[Collection entries]
····················
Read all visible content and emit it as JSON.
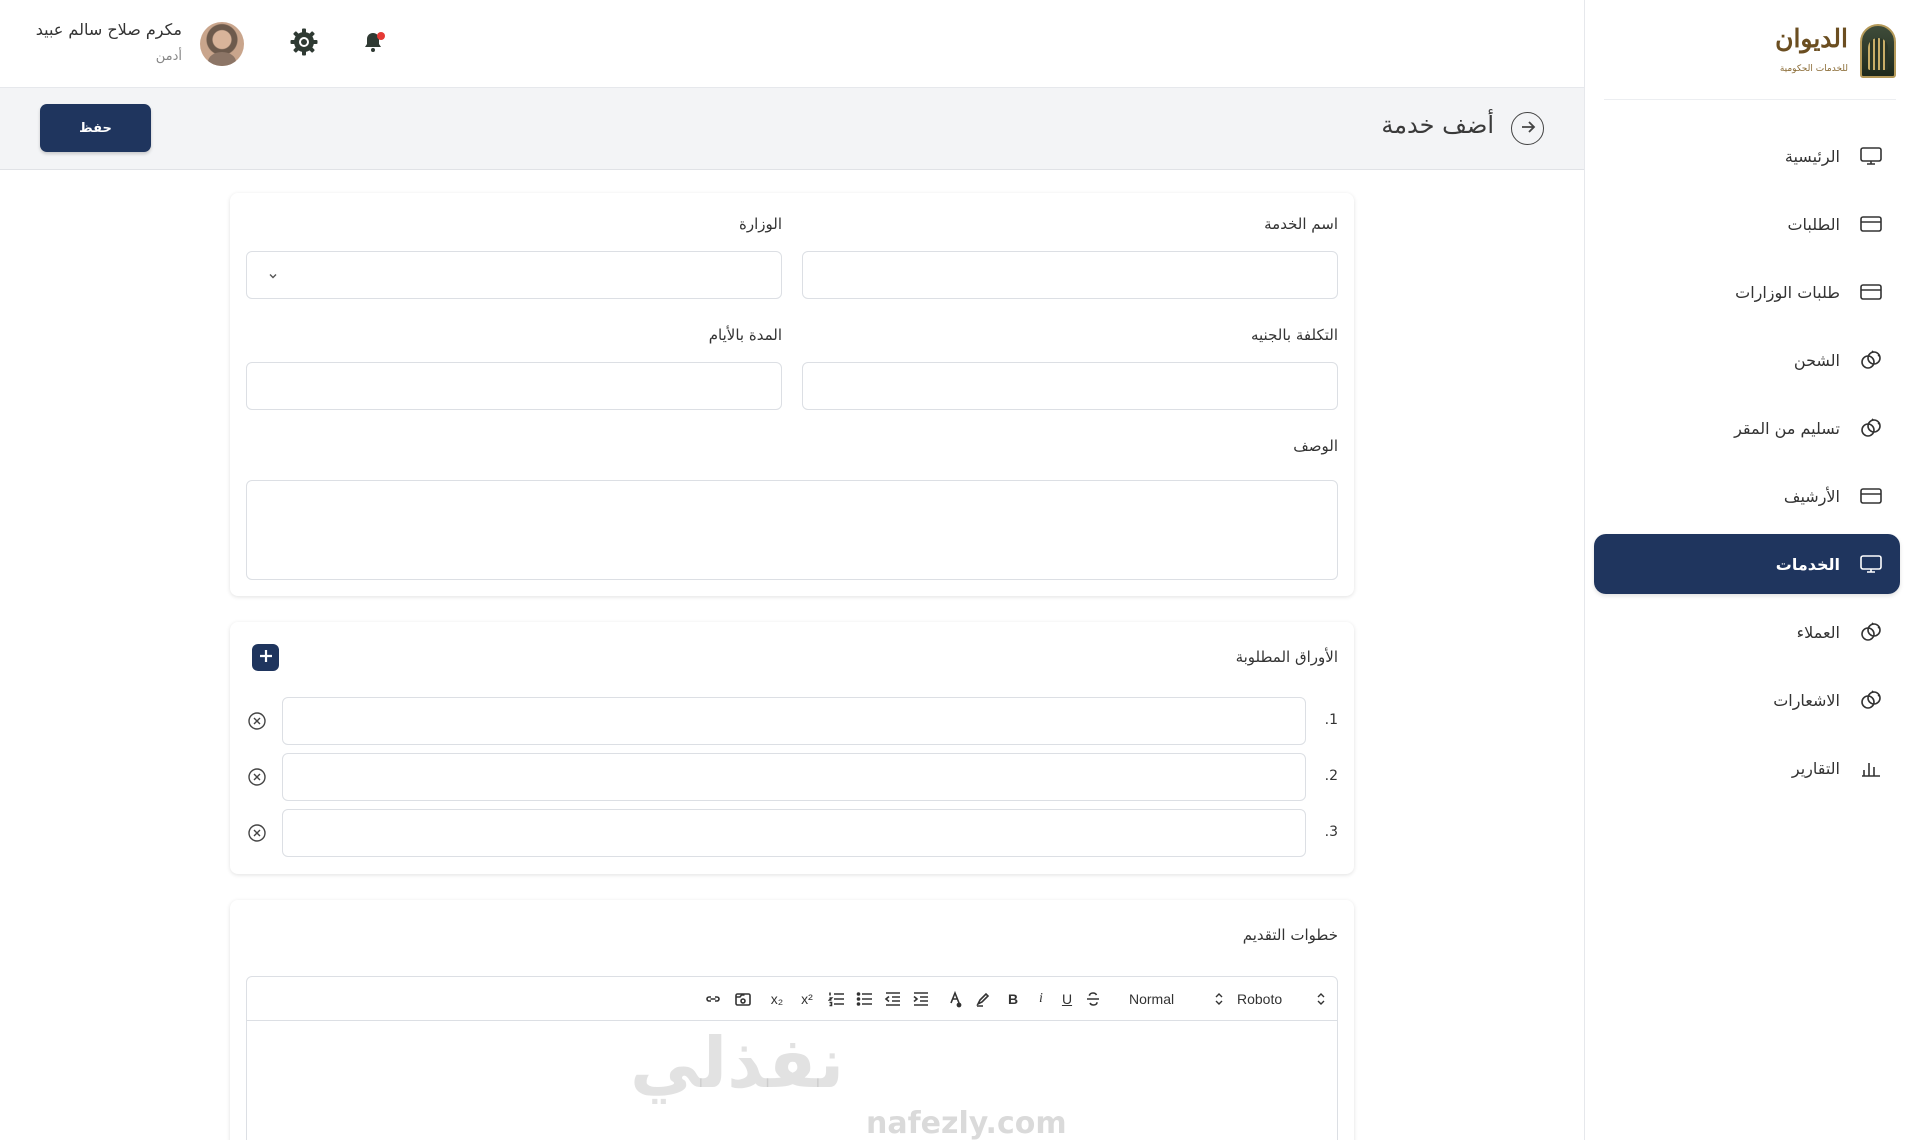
{
  "brand": {
    "title": "الديوان",
    "subtitle": "للخدمات الحكومية"
  },
  "sidebar": {
    "items": [
      {
        "label": "الرئيسية",
        "icon": "monitor-icon",
        "active": false
      },
      {
        "label": "الطلبات",
        "icon": "card-icon",
        "active": false
      },
      {
        "label": "طلبات الوزارات",
        "icon": "card-icon",
        "active": false
      },
      {
        "label": "الشحن",
        "icon": "link-circles-icon",
        "active": false
      },
      {
        "label": "تسليم من المقر",
        "icon": "link-circles-icon",
        "active": false
      },
      {
        "label": "الأرشيف",
        "icon": "card-icon",
        "active": false
      },
      {
        "label": "الخدمات",
        "icon": "monitor-icon",
        "active": true
      },
      {
        "label": "العملاء",
        "icon": "link-circles-icon",
        "active": false
      },
      {
        "label": "الاشعارات",
        "icon": "link-circles-icon",
        "active": false
      },
      {
        "label": "التقارير",
        "icon": "bar-chart-icon",
        "active": false
      }
    ]
  },
  "user": {
    "name": "مكرم صلاح سالم عبيد",
    "role": "أدمن"
  },
  "header": {
    "title": "أضف خدمة",
    "save_label": "حفظ"
  },
  "form": {
    "service_name_label": "اسم الخدمة",
    "ministry_label": "الوزارة",
    "cost_label": "التكلفة بالجنيه",
    "duration_label": "المدة بالأيام",
    "description_label": "الوصف",
    "service_name_value": "",
    "ministry_value": "",
    "cost_value": "",
    "duration_value": "",
    "description_value": ""
  },
  "documents": {
    "title": "الأوراق المطلوبة",
    "rows": [
      {
        "number": ".1",
        "value": ""
      },
      {
        "number": ".2",
        "value": ""
      },
      {
        "number": ".3",
        "value": ""
      }
    ]
  },
  "steps": {
    "title": "خطوات التقديم",
    "toolbar": {
      "font": "Roboto",
      "size": "Normal"
    }
  },
  "watermark": {
    "arabic": "نفذلي",
    "latin": "nafezly.com"
  },
  "colors": {
    "primary": "#1f355e",
    "notification_dot": "#e53935",
    "brand_gold": "#6b4e21"
  }
}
····················
• _Task_
From the records given above, reproduce all text exactly and exclude each picture.

• _Answer to this exercise_
Read all visible content and emit it as JSON.
{
  "brand": {
    "title": "الديوان",
    "subtitle": "للخدمات الحكومية"
  },
  "sidebar": {
    "items": [
      {
        "label": "الرئيسية",
        "icon": "monitor-icon",
        "active": false
      },
      {
        "label": "الطلبات",
        "icon": "card-icon",
        "active": false
      },
      {
        "label": "طلبات الوزارات",
        "icon": "card-icon",
        "active": false
      },
      {
        "label": "الشحن",
        "icon": "link-circles-icon",
        "active": false
      },
      {
        "label": "تسليم من المقر",
        "icon": "link-circles-icon",
        "active": false
      },
      {
        "label": "الأرشيف",
        "icon": "card-icon",
        "active": false
      },
      {
        "label": "الخدمات",
        "icon": "monitor-icon",
        "active": true
      },
      {
        "label": "العملاء",
        "icon": "link-circles-icon",
        "active": false
      },
      {
        "label": "الاشعارات",
        "icon": "link-circles-icon",
        "active": false
      },
      {
        "label": "التقارير",
        "icon": "bar-chart-icon",
        "active": false
      }
    ]
  },
  "user": {
    "name": "مكرم صلاح سالم عبيد",
    "role": "أدمن"
  },
  "header": {
    "title": "أضف خدمة",
    "save_label": "حفظ"
  },
  "form": {
    "service_name_label": "اسم الخدمة",
    "ministry_label": "الوزارة",
    "cost_label": "التكلفة بالجنيه",
    "duration_label": "المدة بالأيام",
    "description_label": "الوصف",
    "service_name_value": "",
    "ministry_value": "",
    "cost_value": "",
    "duration_value": "",
    "description_value": ""
  },
  "documents": {
    "title": "الأوراق المطلوبة",
    "rows": [
      {
        "number": ".1",
        "value": ""
      },
      {
        "number": ".2",
        "value": ""
      },
      {
        "number": ".3",
        "value": ""
      }
    ]
  },
  "steps": {
    "title": "خطوات التقديم",
    "toolbar": {
      "font": "Roboto",
      "size": "Normal"
    }
  },
  "watermark": {
    "arabic": "نفذلي",
    "latin": "nafezly.com"
  },
  "colors": {
    "primary": "#1f355e",
    "notification_dot": "#e53935",
    "brand_gold": "#6b4e21"
  }
}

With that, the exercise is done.